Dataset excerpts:

>>>>

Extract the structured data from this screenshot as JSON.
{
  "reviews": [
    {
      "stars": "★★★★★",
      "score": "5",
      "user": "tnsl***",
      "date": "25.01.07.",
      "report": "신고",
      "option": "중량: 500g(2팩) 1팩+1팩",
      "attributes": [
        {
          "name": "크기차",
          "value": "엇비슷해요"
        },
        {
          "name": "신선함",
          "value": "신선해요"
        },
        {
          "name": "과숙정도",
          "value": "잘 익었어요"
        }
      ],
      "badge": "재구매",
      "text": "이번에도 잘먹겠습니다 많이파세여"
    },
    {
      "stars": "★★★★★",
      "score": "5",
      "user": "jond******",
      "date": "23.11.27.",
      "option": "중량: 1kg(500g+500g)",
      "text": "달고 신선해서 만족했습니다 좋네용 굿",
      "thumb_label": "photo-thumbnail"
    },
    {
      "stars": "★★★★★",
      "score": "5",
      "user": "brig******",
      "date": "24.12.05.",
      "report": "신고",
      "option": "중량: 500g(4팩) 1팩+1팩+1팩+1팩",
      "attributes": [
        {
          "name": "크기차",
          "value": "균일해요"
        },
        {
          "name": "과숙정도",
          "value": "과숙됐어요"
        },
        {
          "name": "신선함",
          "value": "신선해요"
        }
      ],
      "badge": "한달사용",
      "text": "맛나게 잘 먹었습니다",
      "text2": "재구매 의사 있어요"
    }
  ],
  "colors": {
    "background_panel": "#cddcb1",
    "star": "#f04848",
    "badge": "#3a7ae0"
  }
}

<<<<

▶ [THE REQUEST]: Above are some records. Report the number of their lines that include "option", and add nothing else.

▶ [RESULT FOR THIS TASK]: 3